Stored dataset items:
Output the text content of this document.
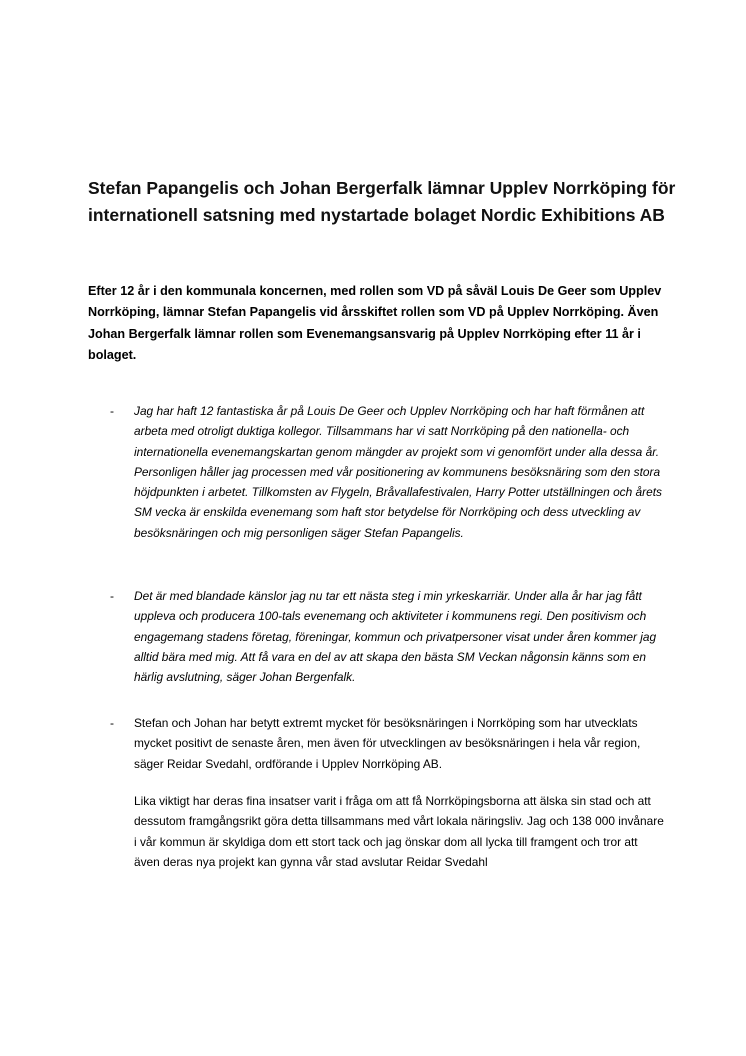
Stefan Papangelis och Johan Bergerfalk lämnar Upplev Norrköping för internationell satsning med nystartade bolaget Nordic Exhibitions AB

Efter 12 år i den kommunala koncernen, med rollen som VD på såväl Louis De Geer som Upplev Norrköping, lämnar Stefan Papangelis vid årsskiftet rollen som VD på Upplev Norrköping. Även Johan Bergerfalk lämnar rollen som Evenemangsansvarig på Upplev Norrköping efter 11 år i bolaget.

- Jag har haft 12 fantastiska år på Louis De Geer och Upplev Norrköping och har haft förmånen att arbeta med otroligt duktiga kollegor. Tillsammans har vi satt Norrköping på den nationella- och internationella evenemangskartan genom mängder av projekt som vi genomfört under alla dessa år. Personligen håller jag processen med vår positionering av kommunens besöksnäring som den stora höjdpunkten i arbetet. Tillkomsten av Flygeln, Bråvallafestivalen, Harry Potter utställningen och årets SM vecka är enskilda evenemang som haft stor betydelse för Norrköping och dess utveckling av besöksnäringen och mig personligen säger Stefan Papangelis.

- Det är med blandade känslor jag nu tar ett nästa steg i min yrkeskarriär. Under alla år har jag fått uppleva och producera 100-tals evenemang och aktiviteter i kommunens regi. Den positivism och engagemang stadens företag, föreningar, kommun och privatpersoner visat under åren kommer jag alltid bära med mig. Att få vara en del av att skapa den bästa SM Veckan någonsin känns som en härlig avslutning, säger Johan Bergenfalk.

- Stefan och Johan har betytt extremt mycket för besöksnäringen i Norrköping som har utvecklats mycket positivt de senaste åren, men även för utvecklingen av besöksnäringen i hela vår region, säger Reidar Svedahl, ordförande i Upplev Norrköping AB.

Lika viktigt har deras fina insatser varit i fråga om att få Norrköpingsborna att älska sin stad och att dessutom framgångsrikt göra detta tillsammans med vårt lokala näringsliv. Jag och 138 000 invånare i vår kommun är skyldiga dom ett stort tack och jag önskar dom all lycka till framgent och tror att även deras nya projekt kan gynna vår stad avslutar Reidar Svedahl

...

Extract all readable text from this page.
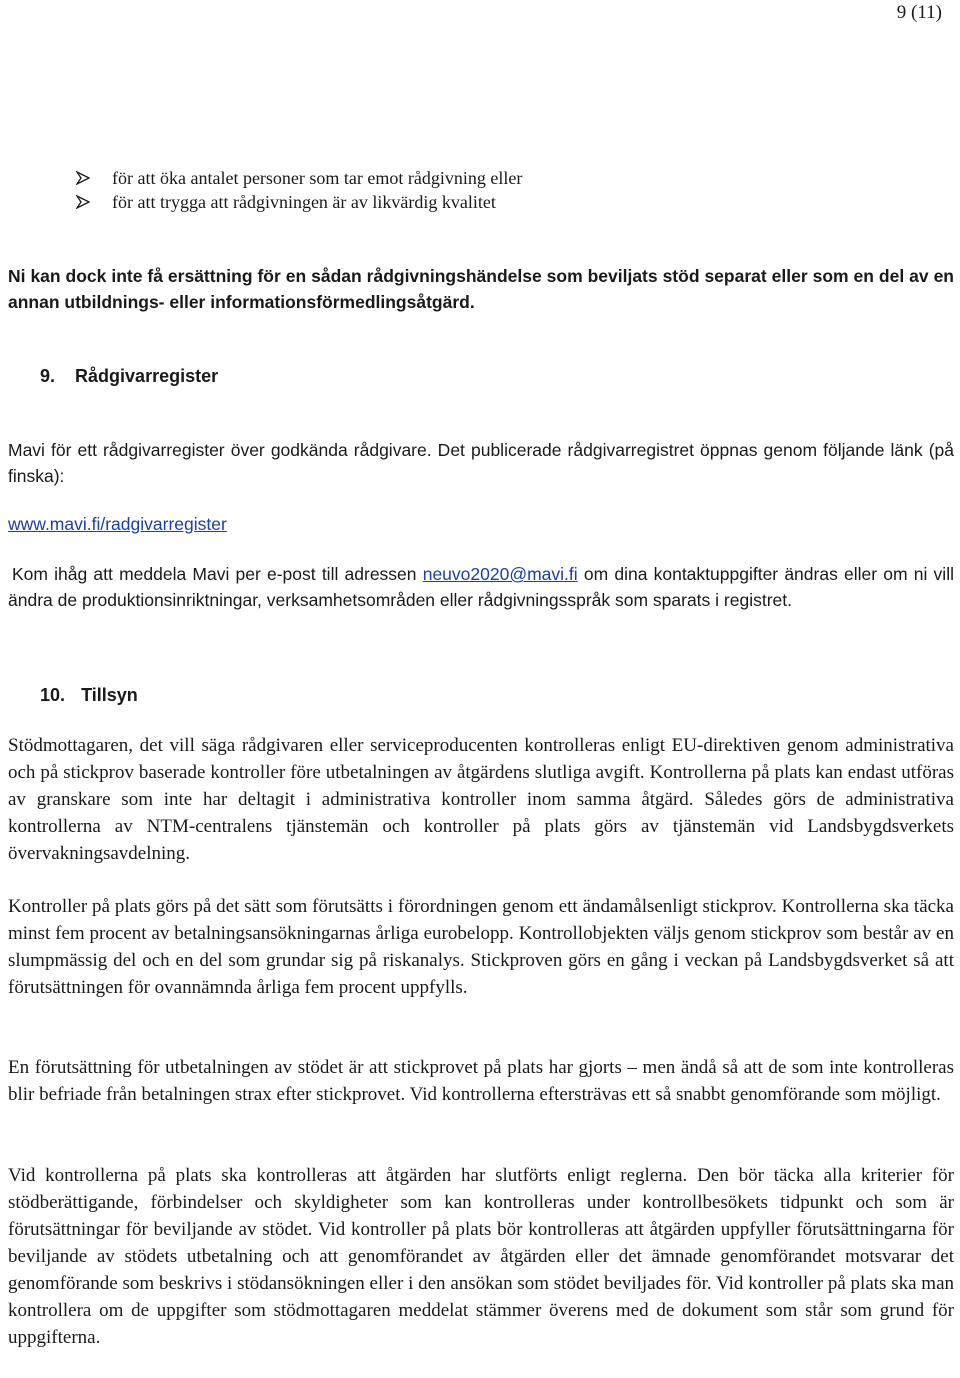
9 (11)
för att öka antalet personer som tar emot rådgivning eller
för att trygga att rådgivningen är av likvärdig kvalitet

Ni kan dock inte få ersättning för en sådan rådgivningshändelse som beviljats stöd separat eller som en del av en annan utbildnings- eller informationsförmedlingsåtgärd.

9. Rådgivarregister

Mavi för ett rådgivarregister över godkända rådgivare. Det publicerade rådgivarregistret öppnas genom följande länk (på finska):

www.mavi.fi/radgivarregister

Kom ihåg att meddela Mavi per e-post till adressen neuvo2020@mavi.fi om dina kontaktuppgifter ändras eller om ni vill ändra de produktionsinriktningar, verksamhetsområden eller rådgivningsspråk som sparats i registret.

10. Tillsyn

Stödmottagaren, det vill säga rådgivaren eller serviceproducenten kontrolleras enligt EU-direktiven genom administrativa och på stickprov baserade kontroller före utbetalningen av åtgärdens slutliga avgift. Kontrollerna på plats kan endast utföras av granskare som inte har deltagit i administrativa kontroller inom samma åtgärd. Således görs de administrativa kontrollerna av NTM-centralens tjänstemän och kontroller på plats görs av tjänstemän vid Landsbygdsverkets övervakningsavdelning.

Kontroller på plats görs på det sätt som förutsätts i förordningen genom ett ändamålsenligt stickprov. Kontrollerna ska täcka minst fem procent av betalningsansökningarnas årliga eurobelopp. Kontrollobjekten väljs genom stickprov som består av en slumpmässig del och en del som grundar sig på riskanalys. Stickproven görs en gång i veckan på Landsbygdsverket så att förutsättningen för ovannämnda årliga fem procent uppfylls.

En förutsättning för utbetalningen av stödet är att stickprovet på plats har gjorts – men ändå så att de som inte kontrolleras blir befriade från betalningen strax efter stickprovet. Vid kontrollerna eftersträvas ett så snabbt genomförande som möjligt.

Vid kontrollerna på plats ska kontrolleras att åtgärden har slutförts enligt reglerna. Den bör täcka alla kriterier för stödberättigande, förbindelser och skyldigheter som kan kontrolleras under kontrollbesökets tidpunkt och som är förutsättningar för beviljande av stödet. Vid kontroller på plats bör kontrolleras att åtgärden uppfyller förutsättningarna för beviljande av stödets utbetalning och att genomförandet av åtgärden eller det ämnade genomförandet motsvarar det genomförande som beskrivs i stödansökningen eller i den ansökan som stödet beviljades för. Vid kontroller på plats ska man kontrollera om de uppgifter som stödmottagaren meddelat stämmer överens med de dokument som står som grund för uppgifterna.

* * *

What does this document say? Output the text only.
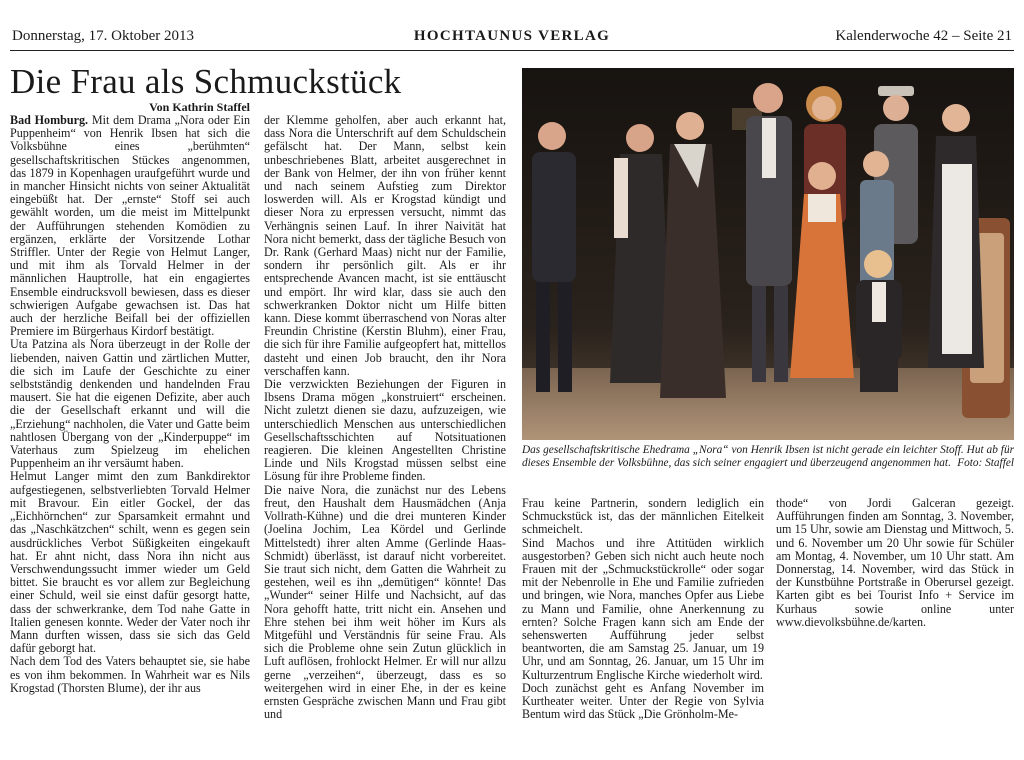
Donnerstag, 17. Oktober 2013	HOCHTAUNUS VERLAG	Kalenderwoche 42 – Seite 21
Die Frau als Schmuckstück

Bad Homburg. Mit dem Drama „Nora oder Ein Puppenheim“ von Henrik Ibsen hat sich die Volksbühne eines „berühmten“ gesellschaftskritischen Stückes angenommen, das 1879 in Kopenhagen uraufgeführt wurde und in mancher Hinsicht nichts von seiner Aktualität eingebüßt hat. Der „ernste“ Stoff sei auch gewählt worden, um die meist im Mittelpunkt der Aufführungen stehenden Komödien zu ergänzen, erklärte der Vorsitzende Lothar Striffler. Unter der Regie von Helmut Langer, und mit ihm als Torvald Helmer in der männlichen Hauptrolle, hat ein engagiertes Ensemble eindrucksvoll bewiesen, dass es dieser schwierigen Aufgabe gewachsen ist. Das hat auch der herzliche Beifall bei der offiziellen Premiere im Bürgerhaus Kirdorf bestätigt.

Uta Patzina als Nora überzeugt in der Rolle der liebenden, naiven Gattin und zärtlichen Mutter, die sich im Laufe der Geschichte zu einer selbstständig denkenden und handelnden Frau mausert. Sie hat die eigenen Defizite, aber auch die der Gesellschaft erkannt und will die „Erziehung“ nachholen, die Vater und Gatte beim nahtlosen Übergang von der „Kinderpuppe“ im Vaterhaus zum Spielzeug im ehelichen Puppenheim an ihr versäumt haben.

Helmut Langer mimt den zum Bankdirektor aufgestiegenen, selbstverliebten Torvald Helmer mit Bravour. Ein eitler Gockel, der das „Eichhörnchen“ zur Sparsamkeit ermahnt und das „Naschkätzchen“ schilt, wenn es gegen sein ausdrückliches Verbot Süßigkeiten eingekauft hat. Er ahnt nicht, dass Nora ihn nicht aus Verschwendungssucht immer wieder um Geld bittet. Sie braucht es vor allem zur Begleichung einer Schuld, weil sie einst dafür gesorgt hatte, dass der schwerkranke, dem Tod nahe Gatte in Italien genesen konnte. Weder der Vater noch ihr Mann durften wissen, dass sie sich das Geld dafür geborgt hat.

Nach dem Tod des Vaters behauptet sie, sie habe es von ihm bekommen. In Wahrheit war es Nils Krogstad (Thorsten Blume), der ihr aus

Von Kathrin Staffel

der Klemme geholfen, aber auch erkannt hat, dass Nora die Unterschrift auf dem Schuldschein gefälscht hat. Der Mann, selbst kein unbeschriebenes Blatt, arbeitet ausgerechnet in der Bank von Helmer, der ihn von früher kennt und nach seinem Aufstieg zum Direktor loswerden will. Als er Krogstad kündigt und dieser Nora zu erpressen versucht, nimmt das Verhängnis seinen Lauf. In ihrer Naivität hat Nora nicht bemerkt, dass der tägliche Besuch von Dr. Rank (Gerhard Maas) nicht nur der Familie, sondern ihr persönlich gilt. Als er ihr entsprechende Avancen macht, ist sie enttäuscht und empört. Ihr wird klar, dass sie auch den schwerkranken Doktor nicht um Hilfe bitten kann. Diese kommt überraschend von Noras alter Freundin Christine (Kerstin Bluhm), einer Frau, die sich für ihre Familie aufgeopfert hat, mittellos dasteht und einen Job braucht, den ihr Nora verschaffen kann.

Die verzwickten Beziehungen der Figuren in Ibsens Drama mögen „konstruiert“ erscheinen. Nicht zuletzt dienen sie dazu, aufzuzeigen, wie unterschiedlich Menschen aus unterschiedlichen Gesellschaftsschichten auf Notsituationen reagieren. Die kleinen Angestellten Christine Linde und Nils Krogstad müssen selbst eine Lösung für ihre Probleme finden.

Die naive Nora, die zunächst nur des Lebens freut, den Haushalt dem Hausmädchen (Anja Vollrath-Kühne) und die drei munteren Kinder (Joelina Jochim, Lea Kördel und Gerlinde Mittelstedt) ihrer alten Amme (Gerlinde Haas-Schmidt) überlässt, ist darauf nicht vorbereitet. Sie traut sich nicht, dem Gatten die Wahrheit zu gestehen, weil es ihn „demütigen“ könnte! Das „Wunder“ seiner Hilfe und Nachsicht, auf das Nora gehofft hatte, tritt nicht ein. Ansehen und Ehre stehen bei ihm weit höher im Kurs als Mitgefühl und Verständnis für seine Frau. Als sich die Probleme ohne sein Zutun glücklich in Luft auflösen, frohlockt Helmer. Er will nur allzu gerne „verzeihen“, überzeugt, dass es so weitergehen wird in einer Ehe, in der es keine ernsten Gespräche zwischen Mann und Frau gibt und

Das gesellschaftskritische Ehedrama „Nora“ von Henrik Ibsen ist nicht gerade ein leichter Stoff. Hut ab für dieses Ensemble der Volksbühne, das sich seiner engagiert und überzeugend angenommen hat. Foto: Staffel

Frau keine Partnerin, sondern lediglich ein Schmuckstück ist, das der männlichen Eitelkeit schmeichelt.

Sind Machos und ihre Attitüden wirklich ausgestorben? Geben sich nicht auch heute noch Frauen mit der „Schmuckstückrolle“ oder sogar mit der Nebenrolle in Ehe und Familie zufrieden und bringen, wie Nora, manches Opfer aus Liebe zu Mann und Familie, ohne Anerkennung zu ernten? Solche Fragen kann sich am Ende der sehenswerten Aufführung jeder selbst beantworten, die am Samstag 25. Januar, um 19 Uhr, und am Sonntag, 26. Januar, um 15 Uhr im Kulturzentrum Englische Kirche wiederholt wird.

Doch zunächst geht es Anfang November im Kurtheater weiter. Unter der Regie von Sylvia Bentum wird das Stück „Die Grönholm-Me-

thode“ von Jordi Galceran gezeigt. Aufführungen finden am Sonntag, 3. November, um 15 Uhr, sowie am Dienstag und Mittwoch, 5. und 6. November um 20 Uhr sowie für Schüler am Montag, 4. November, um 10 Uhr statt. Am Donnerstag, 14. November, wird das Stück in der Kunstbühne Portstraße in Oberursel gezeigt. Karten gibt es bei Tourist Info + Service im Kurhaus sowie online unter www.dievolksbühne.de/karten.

[Task details]
Each line above that contains the word "Staffel" must be copied.

[Solution below]
Von Kathrin Staffel
Das gesellschaftskritische Ehedrama „Nora“ von Henrik Ibsen ist nicht gerade ein leichter Stoff. Hut ab für dieses Ensemble der Volksbühne, das sich seiner engagiert und überzeugend angenommen hat. Foto: Staffel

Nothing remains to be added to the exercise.